+++ Given data

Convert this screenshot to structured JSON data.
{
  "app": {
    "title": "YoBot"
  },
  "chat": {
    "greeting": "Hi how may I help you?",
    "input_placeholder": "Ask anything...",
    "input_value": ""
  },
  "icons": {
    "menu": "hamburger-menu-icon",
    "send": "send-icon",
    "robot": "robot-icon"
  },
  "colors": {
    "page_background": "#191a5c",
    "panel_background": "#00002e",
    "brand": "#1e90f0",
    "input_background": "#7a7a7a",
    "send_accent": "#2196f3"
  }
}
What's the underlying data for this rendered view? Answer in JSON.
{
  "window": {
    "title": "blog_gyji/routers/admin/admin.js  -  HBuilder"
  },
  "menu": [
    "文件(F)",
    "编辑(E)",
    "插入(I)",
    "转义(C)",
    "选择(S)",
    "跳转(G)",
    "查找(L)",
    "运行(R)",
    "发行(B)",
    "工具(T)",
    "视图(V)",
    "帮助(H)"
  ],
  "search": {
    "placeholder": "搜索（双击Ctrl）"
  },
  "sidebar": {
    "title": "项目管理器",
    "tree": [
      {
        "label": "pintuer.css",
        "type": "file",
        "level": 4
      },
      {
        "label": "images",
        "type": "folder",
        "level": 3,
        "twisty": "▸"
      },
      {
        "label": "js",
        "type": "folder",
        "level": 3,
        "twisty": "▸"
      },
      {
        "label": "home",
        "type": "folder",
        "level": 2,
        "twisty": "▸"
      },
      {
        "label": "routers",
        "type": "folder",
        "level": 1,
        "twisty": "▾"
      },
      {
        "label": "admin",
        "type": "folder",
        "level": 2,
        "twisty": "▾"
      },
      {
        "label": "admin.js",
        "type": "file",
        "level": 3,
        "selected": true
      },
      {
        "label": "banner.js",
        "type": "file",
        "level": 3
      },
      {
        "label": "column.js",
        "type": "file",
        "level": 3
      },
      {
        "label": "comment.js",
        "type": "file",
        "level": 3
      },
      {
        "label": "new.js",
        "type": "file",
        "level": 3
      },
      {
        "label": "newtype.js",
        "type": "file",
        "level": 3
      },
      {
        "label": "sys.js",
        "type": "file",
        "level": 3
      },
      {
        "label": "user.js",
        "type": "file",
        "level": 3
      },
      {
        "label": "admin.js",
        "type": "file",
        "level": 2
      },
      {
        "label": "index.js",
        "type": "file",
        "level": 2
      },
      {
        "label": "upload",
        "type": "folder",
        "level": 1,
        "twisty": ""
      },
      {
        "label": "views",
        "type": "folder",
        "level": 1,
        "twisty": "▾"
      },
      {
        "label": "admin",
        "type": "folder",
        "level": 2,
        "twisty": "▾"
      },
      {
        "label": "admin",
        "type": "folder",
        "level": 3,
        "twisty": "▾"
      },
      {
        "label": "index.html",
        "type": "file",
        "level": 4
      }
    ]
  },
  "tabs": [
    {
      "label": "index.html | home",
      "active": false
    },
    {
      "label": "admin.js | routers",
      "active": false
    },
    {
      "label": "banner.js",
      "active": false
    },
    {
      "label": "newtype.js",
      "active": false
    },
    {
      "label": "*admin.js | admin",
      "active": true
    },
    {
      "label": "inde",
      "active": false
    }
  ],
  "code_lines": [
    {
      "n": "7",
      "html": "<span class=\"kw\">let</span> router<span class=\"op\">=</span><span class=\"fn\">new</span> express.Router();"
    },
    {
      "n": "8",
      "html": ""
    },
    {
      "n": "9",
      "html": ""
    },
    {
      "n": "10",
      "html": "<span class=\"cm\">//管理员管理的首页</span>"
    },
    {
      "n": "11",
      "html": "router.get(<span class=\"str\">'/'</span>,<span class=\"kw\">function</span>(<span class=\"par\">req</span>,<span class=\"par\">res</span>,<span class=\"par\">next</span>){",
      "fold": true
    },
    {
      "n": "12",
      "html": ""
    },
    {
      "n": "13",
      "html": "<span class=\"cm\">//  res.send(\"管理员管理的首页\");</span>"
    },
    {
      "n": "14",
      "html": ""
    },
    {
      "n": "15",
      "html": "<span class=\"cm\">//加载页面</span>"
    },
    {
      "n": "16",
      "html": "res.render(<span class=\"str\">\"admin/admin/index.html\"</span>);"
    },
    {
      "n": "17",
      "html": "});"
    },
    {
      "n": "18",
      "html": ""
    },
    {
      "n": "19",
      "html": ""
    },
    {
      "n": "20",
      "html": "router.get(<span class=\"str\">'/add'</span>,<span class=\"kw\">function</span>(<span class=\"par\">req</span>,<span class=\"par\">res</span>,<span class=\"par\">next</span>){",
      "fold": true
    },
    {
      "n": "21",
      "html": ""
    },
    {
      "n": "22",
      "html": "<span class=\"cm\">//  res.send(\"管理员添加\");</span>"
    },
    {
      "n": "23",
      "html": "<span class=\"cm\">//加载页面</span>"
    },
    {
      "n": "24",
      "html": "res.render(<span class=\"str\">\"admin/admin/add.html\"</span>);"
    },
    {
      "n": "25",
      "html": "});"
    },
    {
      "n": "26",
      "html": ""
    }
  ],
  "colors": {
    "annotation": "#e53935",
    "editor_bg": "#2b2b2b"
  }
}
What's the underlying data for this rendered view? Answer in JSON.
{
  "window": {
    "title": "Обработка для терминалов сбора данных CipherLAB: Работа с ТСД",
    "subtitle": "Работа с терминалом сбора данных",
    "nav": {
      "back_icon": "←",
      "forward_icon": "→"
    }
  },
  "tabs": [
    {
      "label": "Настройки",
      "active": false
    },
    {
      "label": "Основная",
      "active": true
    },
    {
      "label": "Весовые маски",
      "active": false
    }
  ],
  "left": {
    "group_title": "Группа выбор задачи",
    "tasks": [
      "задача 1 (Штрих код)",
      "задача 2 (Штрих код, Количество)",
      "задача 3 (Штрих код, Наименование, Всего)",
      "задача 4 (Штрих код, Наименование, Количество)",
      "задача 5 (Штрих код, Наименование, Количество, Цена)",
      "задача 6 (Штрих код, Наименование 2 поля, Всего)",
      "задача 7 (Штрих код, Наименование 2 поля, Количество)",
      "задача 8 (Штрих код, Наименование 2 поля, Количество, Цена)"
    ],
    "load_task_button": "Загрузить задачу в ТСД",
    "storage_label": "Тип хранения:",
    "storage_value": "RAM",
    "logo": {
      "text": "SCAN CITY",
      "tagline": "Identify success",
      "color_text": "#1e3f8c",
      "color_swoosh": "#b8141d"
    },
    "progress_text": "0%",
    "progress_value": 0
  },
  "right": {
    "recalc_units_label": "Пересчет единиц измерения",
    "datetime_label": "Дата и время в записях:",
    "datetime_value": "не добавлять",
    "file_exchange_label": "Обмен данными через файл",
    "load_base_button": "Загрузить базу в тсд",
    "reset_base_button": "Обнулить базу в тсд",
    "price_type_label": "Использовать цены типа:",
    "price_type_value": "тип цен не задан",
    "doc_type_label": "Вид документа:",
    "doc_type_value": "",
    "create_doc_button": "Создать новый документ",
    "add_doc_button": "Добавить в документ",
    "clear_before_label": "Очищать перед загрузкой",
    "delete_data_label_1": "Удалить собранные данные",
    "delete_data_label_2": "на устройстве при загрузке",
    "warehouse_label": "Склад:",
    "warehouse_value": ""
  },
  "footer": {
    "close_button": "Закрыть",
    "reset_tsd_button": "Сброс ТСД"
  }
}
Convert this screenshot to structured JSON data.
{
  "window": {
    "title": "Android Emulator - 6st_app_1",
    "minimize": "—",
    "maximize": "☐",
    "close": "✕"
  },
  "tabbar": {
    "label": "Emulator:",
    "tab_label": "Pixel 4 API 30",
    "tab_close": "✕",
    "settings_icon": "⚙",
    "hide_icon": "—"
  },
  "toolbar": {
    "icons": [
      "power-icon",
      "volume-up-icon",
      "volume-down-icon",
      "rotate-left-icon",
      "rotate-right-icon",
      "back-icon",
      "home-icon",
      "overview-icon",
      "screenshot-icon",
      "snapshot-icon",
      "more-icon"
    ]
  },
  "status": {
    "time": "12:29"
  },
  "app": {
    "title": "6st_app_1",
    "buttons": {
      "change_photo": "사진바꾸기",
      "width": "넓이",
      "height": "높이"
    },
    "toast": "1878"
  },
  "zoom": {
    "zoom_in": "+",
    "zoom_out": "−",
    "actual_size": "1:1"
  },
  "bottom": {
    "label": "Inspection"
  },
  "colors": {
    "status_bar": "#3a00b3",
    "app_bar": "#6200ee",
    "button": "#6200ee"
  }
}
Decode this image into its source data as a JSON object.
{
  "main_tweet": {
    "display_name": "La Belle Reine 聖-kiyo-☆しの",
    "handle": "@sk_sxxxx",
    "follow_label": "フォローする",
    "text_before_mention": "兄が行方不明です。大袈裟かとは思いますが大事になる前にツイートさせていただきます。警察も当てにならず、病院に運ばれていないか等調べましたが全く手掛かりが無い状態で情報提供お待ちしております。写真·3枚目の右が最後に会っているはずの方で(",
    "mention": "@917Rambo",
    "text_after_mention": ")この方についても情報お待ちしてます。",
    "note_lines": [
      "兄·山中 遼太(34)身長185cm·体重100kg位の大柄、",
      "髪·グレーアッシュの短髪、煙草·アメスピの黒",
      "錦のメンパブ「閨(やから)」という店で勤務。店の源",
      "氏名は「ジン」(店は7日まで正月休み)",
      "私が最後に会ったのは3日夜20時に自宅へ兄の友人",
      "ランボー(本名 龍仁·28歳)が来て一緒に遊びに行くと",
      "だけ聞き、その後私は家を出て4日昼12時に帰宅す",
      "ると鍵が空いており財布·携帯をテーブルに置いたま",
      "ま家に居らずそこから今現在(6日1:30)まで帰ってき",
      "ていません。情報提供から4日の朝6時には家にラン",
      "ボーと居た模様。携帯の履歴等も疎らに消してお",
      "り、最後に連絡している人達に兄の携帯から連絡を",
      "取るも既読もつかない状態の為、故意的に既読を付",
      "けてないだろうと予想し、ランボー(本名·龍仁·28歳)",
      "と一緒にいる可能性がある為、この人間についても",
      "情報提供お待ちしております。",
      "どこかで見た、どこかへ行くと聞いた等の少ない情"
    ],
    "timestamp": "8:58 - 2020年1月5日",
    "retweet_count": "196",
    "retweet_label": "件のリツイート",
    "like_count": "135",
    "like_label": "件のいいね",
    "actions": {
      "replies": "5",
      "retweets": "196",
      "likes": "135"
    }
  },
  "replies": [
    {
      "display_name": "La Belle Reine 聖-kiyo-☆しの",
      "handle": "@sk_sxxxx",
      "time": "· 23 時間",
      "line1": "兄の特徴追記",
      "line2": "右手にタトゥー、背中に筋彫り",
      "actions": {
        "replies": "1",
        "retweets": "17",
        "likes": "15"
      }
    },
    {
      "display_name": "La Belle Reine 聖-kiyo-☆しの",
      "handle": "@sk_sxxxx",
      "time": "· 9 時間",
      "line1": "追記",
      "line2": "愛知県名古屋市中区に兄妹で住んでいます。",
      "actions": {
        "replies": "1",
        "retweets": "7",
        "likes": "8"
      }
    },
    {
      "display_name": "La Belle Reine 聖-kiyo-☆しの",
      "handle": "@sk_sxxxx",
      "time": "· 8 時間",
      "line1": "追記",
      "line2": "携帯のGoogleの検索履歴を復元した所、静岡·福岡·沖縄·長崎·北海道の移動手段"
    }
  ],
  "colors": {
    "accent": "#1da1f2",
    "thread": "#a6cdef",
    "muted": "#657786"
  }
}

++++++

[Given request]: Filter the records above for lines containing the word "сбора", and copy those lines.

[Answer to the task]:
    "title": "Обработка для терминалов сбора данных CipherLAB: Работа с ТСД",
    "subtitle": "Работа с терминалом сбора данных",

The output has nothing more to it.